§ DIRECTIONS FOR THIS TASK
Using the data below, copy every line that contains the word "annotation".

§ SUPPLIED DATA

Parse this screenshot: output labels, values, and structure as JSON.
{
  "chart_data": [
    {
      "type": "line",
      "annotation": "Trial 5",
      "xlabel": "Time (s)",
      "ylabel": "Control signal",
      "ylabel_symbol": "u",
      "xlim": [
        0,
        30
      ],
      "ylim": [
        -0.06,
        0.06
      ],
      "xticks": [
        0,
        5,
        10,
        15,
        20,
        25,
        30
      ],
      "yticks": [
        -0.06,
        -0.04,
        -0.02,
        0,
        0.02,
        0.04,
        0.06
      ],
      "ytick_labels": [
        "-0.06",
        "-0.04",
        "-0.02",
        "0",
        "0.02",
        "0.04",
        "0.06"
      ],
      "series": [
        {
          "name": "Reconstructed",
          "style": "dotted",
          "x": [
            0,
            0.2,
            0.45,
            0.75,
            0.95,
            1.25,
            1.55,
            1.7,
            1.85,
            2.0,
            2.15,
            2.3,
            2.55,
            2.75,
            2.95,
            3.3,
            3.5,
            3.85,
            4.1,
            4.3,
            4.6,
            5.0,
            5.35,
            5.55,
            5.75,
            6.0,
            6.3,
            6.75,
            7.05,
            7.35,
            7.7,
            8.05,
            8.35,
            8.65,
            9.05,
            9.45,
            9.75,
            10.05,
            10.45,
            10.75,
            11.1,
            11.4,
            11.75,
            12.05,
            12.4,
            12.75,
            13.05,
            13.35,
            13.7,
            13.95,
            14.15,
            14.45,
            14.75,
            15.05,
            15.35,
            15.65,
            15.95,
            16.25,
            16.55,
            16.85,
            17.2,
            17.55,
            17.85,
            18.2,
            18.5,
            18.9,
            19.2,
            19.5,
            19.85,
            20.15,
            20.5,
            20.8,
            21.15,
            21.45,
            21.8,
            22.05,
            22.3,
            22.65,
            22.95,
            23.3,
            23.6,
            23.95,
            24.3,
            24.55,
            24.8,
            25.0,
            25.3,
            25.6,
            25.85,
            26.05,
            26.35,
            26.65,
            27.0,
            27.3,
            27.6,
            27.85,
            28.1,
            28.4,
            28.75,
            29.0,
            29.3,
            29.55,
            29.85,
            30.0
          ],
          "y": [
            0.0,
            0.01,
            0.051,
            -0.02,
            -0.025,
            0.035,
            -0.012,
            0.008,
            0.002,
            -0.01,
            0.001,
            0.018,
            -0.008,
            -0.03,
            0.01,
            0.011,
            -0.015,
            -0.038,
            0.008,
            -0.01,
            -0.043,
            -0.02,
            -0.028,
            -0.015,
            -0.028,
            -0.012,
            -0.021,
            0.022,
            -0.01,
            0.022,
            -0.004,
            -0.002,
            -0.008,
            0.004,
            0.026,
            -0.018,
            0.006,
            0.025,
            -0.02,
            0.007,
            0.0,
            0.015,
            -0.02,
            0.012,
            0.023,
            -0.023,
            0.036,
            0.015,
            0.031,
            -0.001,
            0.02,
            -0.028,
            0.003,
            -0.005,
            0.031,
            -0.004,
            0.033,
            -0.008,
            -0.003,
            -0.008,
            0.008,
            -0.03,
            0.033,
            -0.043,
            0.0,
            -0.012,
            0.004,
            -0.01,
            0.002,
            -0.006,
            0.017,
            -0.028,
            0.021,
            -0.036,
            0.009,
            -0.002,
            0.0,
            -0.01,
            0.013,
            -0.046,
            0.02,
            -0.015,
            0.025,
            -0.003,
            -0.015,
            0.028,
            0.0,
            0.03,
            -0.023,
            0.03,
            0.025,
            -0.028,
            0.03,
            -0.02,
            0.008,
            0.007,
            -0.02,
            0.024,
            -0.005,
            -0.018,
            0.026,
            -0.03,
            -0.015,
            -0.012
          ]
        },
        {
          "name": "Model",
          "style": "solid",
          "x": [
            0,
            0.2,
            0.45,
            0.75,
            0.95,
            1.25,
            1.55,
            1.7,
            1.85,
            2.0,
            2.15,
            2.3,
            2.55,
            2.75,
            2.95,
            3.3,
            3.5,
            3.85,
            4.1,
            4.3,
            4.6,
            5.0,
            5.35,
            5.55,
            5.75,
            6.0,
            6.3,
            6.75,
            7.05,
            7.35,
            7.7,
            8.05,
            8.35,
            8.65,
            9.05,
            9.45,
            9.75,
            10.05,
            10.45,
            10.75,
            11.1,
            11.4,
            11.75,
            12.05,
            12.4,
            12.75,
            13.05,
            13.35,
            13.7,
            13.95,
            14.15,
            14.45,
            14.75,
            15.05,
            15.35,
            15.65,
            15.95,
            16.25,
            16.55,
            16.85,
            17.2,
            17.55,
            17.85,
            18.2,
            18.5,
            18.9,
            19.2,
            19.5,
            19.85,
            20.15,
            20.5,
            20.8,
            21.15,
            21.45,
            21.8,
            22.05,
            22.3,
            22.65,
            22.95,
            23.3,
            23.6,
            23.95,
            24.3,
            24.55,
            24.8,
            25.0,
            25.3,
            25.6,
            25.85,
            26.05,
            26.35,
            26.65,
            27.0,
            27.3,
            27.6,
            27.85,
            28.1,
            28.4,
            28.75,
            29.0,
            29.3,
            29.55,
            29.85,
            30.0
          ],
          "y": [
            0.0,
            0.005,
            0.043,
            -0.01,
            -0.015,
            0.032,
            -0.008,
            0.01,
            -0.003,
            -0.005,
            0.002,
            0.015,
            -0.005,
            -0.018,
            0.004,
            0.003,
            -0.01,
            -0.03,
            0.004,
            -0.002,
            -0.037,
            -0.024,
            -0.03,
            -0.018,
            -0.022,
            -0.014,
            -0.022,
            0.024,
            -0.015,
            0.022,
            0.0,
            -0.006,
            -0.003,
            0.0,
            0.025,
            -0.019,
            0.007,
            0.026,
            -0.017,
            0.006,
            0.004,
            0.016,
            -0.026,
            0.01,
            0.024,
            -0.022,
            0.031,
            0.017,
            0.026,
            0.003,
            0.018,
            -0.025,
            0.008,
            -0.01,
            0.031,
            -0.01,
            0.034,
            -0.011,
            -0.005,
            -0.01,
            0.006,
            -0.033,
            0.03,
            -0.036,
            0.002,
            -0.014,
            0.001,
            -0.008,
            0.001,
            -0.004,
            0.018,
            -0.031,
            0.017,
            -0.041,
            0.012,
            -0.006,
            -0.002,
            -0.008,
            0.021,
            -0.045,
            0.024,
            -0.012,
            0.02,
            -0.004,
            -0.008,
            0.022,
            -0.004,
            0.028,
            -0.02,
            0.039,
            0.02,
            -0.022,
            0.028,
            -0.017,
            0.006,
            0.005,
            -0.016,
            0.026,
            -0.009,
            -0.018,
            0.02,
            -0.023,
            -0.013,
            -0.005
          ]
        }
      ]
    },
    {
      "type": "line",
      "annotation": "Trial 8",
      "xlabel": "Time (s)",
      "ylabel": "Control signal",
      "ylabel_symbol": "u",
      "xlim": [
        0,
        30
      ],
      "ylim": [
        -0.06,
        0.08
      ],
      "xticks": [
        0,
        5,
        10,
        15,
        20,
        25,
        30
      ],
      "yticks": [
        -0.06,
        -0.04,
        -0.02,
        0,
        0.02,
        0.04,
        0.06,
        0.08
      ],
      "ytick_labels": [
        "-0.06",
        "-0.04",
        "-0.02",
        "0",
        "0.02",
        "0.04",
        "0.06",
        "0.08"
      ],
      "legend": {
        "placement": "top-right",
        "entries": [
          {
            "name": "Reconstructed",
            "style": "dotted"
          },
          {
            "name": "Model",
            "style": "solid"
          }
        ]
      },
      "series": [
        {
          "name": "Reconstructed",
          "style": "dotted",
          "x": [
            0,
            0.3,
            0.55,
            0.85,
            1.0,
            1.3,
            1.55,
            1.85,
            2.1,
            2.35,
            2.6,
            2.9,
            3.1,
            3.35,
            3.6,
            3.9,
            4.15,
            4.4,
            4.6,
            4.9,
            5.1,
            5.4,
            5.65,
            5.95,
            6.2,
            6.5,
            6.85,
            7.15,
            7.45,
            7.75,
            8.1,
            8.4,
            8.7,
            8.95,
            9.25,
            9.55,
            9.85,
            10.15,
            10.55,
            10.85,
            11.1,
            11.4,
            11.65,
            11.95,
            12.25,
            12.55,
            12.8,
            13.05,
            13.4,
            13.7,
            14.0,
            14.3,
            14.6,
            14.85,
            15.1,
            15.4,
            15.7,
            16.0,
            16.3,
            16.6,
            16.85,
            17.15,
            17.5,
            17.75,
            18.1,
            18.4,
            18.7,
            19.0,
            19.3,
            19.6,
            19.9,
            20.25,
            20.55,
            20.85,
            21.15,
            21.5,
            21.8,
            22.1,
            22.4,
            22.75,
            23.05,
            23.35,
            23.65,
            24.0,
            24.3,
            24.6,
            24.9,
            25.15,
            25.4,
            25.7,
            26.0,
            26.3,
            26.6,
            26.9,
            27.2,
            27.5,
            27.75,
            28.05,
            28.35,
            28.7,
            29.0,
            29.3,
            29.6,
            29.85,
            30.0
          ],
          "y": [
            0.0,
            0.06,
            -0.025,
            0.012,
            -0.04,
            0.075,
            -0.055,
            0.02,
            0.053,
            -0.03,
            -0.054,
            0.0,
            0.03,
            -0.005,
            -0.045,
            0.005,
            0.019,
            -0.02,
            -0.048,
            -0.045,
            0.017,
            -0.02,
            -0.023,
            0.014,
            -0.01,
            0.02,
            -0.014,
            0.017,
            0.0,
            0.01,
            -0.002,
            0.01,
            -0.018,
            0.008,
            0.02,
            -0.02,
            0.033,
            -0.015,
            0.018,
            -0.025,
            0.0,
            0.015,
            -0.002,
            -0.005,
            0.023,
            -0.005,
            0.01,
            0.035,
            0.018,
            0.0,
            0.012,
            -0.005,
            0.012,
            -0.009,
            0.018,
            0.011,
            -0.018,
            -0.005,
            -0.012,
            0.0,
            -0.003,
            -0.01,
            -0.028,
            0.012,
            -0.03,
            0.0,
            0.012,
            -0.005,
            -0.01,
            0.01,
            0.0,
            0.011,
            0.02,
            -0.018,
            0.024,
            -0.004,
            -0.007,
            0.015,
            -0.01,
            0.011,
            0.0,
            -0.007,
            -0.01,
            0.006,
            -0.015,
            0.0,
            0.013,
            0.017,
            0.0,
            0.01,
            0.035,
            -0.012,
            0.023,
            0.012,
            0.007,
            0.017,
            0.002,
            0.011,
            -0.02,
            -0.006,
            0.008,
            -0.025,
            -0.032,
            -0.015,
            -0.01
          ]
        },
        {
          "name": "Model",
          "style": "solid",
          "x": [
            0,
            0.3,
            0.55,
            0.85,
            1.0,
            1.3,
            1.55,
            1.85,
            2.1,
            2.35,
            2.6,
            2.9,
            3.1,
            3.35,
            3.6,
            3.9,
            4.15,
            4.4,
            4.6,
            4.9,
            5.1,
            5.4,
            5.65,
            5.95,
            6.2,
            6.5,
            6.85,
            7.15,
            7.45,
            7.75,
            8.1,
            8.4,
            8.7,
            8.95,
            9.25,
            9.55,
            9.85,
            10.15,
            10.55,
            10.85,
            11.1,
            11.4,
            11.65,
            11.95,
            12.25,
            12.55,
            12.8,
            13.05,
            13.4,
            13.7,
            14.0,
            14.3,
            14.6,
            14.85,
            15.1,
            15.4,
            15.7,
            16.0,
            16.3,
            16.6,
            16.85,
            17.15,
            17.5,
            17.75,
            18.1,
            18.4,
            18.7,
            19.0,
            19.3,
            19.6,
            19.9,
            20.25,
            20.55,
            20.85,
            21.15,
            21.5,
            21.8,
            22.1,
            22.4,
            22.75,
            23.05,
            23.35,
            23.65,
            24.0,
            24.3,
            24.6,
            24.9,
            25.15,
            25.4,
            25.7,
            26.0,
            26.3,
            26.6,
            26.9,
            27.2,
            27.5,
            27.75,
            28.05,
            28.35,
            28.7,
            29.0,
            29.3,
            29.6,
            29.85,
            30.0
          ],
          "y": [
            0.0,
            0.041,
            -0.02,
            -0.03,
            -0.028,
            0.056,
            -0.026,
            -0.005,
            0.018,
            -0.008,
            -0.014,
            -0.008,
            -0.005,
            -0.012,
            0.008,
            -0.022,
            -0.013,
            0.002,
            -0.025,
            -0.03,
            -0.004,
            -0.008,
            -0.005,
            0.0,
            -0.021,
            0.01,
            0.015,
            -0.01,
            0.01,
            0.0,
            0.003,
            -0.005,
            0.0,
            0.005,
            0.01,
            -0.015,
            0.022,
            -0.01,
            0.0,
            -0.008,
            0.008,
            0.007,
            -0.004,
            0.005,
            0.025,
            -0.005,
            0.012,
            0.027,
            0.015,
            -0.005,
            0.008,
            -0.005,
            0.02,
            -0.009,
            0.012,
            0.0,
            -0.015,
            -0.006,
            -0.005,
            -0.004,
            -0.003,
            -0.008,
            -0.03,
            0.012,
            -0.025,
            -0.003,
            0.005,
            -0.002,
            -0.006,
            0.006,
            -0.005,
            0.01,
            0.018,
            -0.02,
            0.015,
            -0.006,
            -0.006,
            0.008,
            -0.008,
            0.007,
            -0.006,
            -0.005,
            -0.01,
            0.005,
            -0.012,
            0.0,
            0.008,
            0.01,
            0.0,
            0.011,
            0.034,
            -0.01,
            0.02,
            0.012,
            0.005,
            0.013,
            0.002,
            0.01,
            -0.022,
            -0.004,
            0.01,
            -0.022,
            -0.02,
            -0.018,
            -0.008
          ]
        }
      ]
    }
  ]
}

§ THE RESULT
      "annotation": "Trial 5",
      "annotation": "Trial 8",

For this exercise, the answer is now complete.